━━ Supplied material

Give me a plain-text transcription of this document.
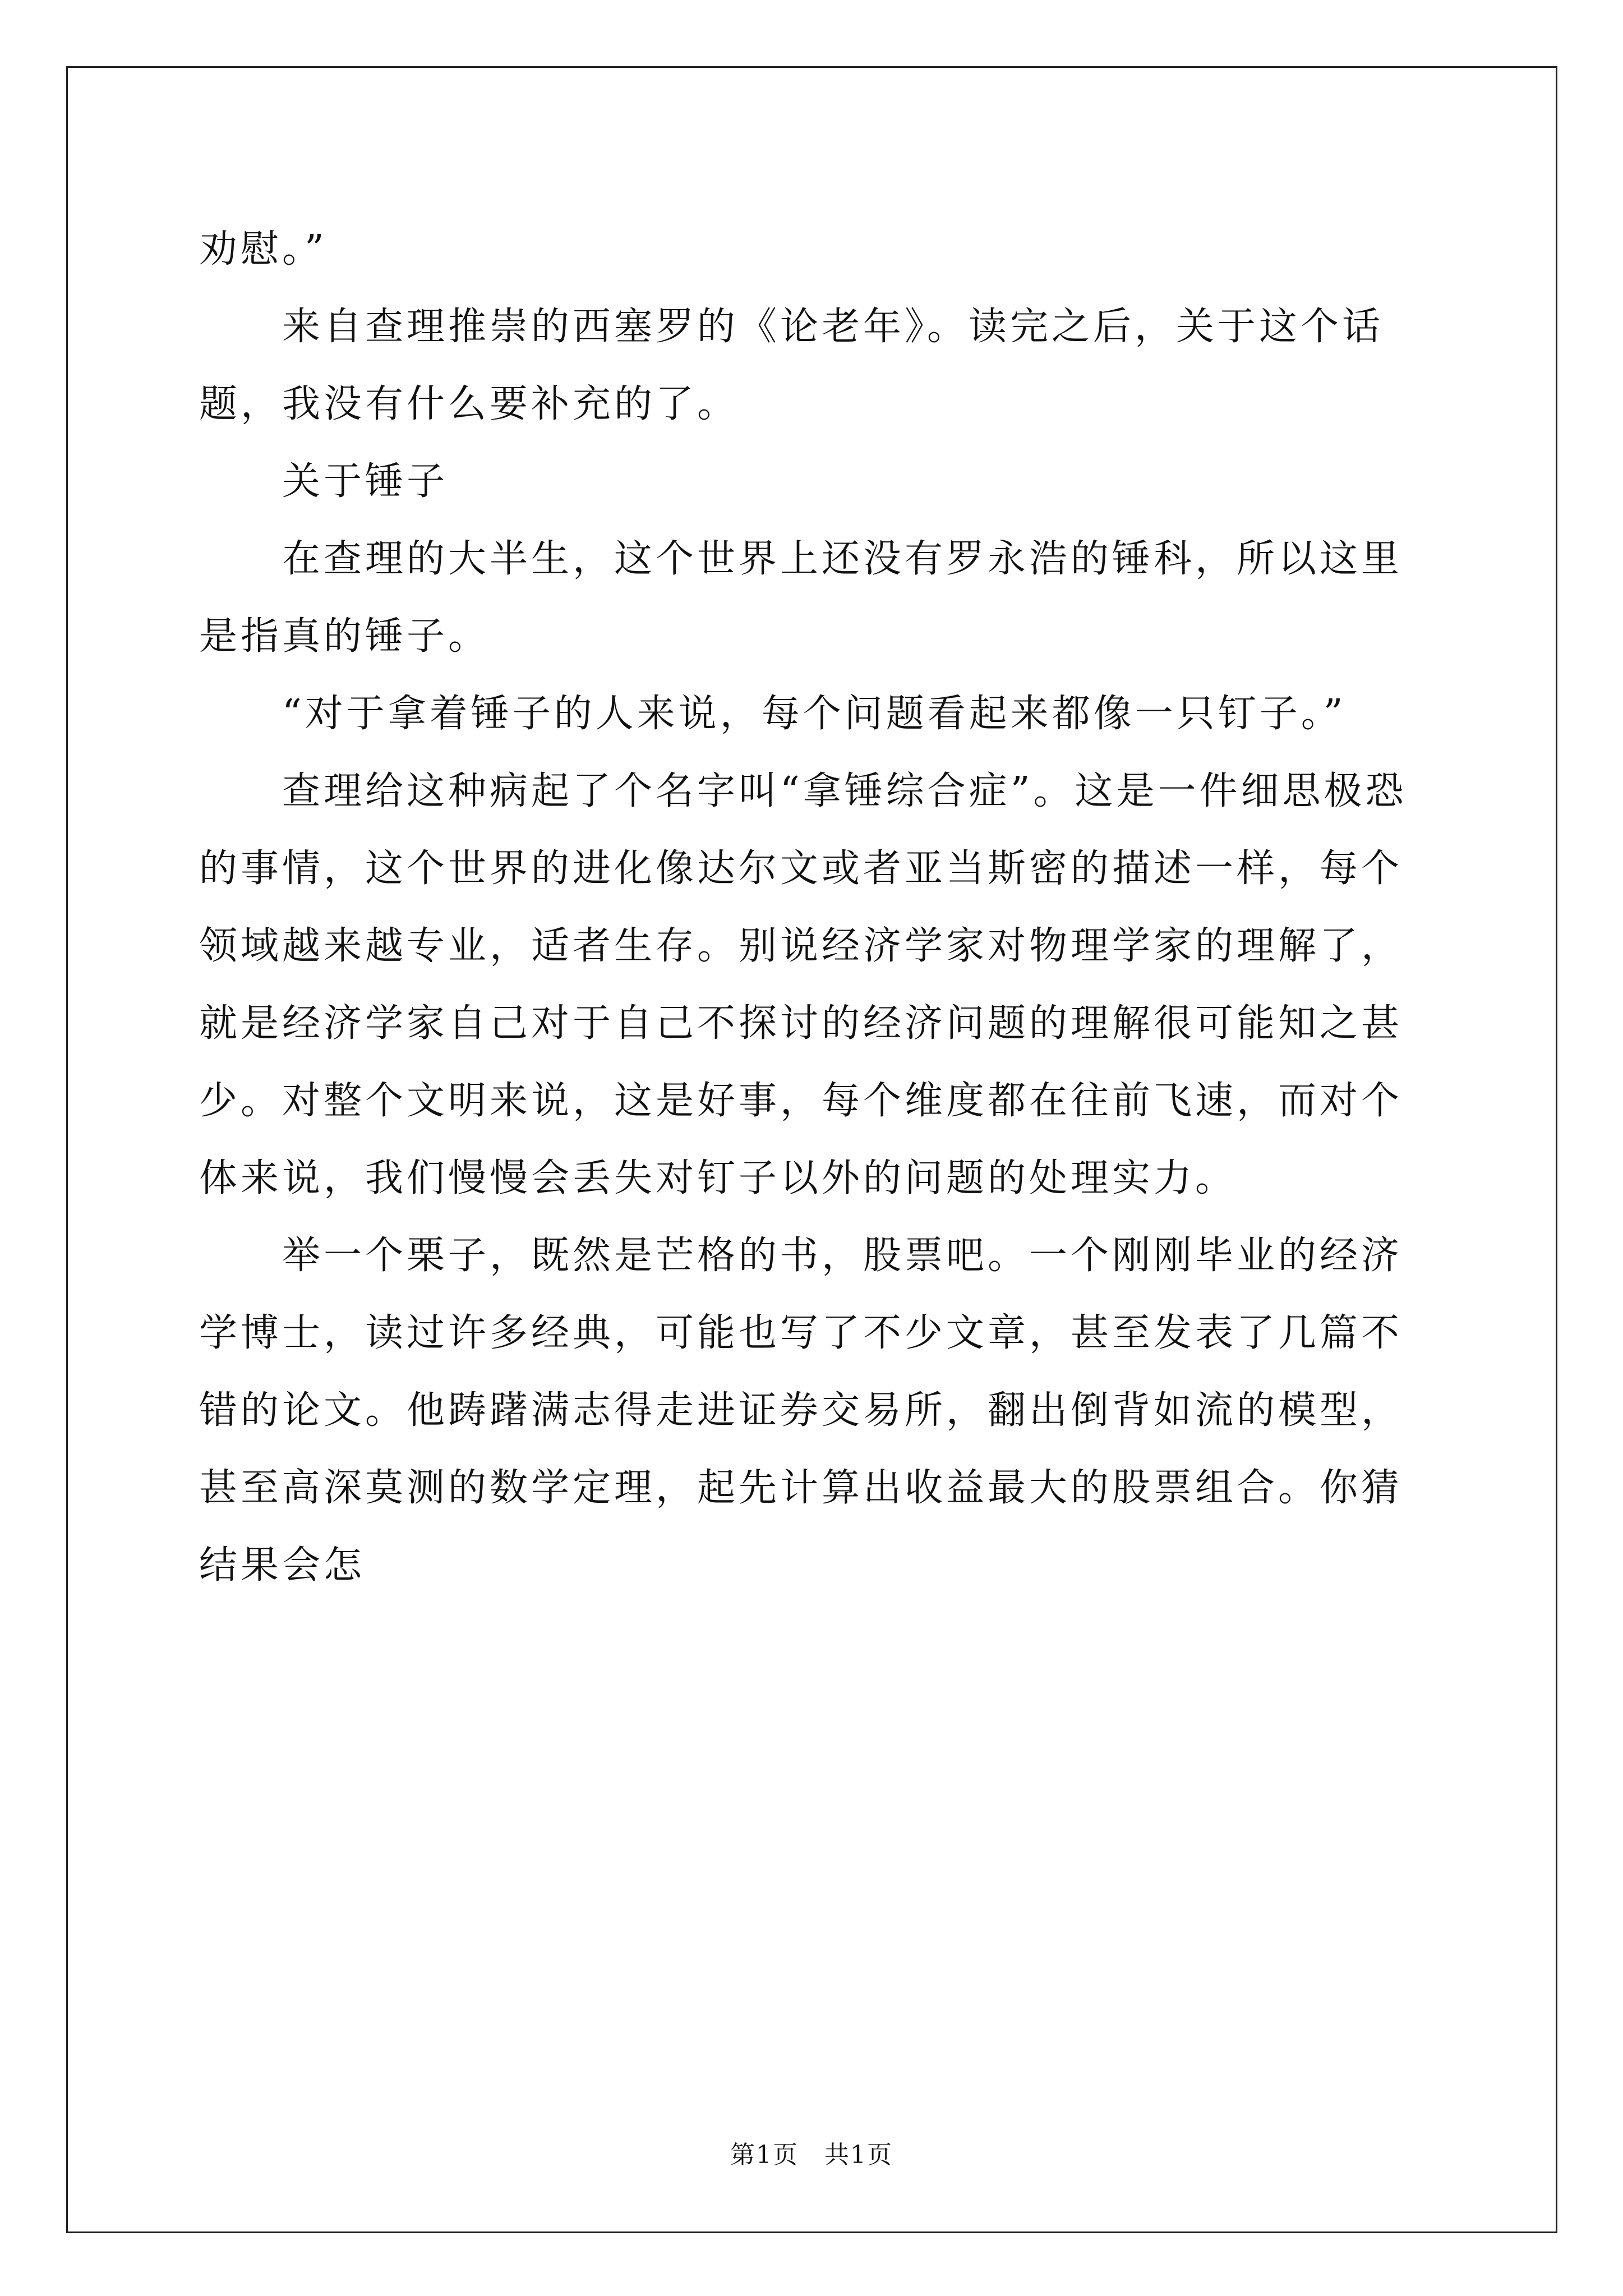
劝慰。”

来自查理推崇的西塞罗的《论老年》。读完之后，关于这个话题，我没有什么要补充的了。

关于锤子

在查理的大半生，这个世界上还没有罗永浩的锤科，所以这里是指真的锤子。

“对于拿着锤子的人来说，每个问题看起来都像一只钉子。”

查理给这种病起了个名字叫“拿锤综合症”。这是一件细思极恐的事情，这个世界的进化像达尔文或者亚当斯密的描述一样，每个领域越来越专业，适者生存。别说经济学家对物理学家的理解了，就是经济学家自己对于自己不探讨的经济问题的理解很可能知之甚少。对整个文明来说，这是好事，每个维度都在往前飞速，而对个体来说，我们慢慢会丢失对钉子以外的问题的处理实力。

举一个栗子，既然是芒格的书，股票吧。一个刚刚毕业的经济学博士，读过许多经典，可能也写了不少文章，甚至发表了几篇不错的论文。他踌躇满志得走进证券交易所，翻出倒背如流的模型，甚至高深莫测的数学定理，起先计算出收益最大的股票组合。你猜结果会怎

第1页　共1页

━━━━

Omit the pictures and restate the rest of the records verbatim.

Give me a plain-text transcription of this document.
劝慰。”

来自查理推崇的西塞罗的《论老年》。读完之后，关于这个话题，我没有什么要补充的了。

关于锤子

在查理的大半生，这个世界上还没有罗永浩的锤科，所以这里是指真的锤子。

“对于拿着锤子的人来说，每个问题看起来都像一只钉子。”

查理给这种病起了个名字叫“拿锤综合症”。这是一件细思极恐的事情，这个世界的进化像达尔文或者亚当斯密的描述一样，每个领域越来越专业，适者生存。别说经济学家对物理学家的理解了，就是经济学家自己对于自己不探讨的经济问题的理解很可能知之甚少。对整个文明来说，这是好事，每个维度都在往前飞速，而对个体来说，我们慢慢会丢失对钉子以外的问题的处理实力。

举一个栗子，既然是芒格的书，股票吧。一个刚刚毕业的经济学博士，读过许多经典，可能也写了不少文章，甚至发表了几篇不错的论文。他踌躇满志得走进证券交易所，翻出倒背如流的模型，甚至高深莫测的数学定理，起先计算出收益最大的股票组合。你猜结果会怎

第1页　共1页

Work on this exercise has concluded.